── DATA EXTRACT ──

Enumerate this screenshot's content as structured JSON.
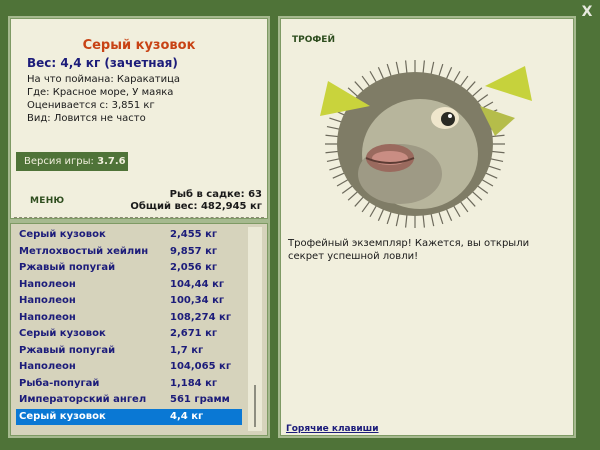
{
  "fish": {
    "name": "Серый кузовок",
    "weight": "Вес: 4,4 кг (зачетная)",
    "bait": "На что поймана: Каракатица",
    "place": "Где: Красное море, У маяка",
    "valued": "Оценивается с: 3,851 кг",
    "kind": "Вид: Ловится не часто"
  },
  "version": {
    "label": "Версия игры:",
    "value": "3.7.6"
  },
  "menu_label": "МЕНЮ",
  "stats": {
    "in_cage": "Рыб в садке: 63",
    "total_weight": "Общий вес: 482,945 кг"
  },
  "catch_list": [
    {
      "name": "Серый кузовок",
      "weight": "2,455 кг"
    },
    {
      "name": "Метлохвостый хейлин",
      "weight": "9,857 кг"
    },
    {
      "name": "Ржавый попугай",
      "weight": "2,056 кг"
    },
    {
      "name": "Наполеон",
      "weight": "104,44 кг"
    },
    {
      "name": "Наполеон",
      "weight": "100,34 кг"
    },
    {
      "name": "Наполеон",
      "weight": "108,274 кг"
    },
    {
      "name": "Серый кузовок",
      "weight": "2,671 кг"
    },
    {
      "name": "Ржавый попугай",
      "weight": "1,7 кг"
    },
    {
      "name": "Наполеон",
      "weight": "104,065 кг"
    },
    {
      "name": "Рыба-попугай",
      "weight": "1,184 кг"
    },
    {
      "name": "Императорский ангел",
      "weight": "561 грамм"
    },
    {
      "name": "Серый кузовок",
      "weight": "4,4 кг",
      "selected": true
    }
  ],
  "trophy": {
    "title": "ТРОФЕЙ",
    "text": "Трофейный экземпляр! Кажется, вы открыли секрет успешной ловли!"
  },
  "hotkeys_label": "Горячие клавиши",
  "close_label": "X",
  "colors": {
    "background": "#4f7338",
    "panel": "#f1efdd",
    "list_bg": "#d6d3bc",
    "fish_name": "#c84315",
    "list_text": "#1c1c7a",
    "selected": "#0a78d4"
  }
}
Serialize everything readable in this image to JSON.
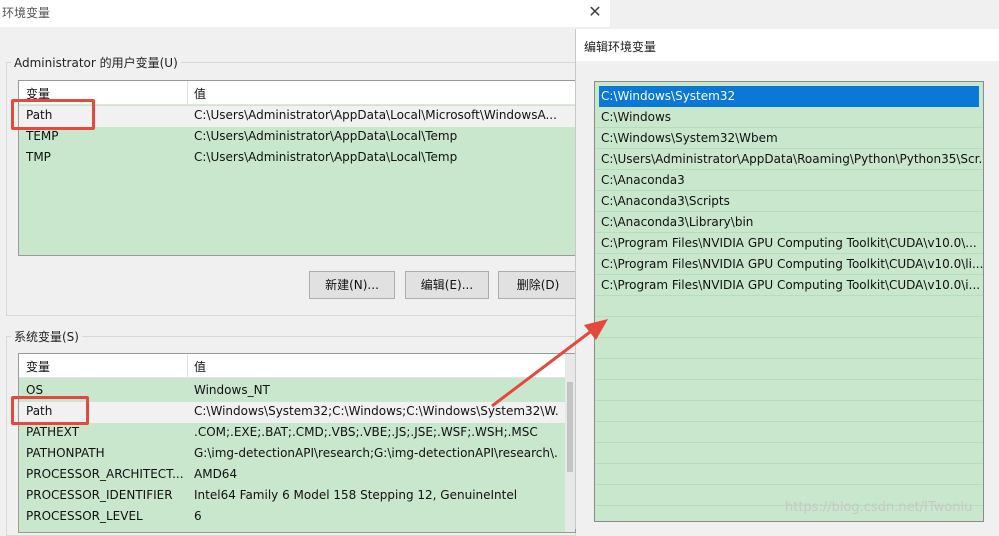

───

> [DESCRIPTION OF THE TASK]:
All preceding records should be duplicated verbatim, images excepted.

> [EXERCISE ANSWER]:
Enumerate this screenshot's content as structured JSON.
{
  "fish": {
    "name": "Серый кузовок",
    "weight": "Вес: 4,4 кг (зачетная)",
    "bait": "На что поймана: Каракатица",
    "place": "Где: Красное море, У маяка",
    "valued": "Оценивается с: 3,851 кг",
    "kind": "Вид: Ловится не часто"
  },
  "version": {
    "label": "Версия игры:",
    "value": "3.7.6"
  },
  "menu_label": "МЕНЮ",
  "stats": {
    "in_cage": "Рыб в садке: 63",
    "total_weight": "Общий вес: 482,945 кг"
  },
  "catch_list": [
    {
      "name": "Серый кузовок",
      "weight": "2,455 кг"
    },
    {
      "name": "Метлохвостый хейлин",
      "weight": "9,857 кг"
    },
    {
      "name": "Ржавый попугай",
      "weight": "2,056 кг"
    },
    {
      "name": "Наполеон",
      "weight": "104,44 кг"
    },
    {
      "name": "Наполеон",
      "weight": "100,34 кг"
    },
    {
      "name": "Наполеон",
      "weight": "108,274 кг"
    },
    {
      "name": "Серый кузовок",
      "weight": "2,671 кг"
    },
    {
      "name": "Ржавый попугай",
      "weight": "1,7 кг"
    },
    {
      "name": "Наполеон",
      "weight": "104,065 кг"
    },
    {
      "name": "Рыба-попугай",
      "weight": "1,184 кг"
    },
    {
      "name": "Императорский ангел",
      "weight": "561 грамм"
    },
    {
      "name": "Серый кузовок",
      "weight": "4,4 кг",
      "selected": true
    }
  ],
  "trophy": {
    "title": "ТРОФЕЙ",
    "text": "Трофейный экземпляр! Кажется, вы открыли секрет успешной ловли!"
  },
  "hotkeys_label": "Горячие клавиши",
  "close_label": "X",
  "colors": {
    "background": "#4f7338",
    "panel": "#f1efdd",
    "list_bg": "#d6d3bc",
    "fish_name": "#c84315",
    "list_text": "#1c1c7a",
    "selected": "#0a78d4"
  }
}
Serialize everything readable in this image to JSON.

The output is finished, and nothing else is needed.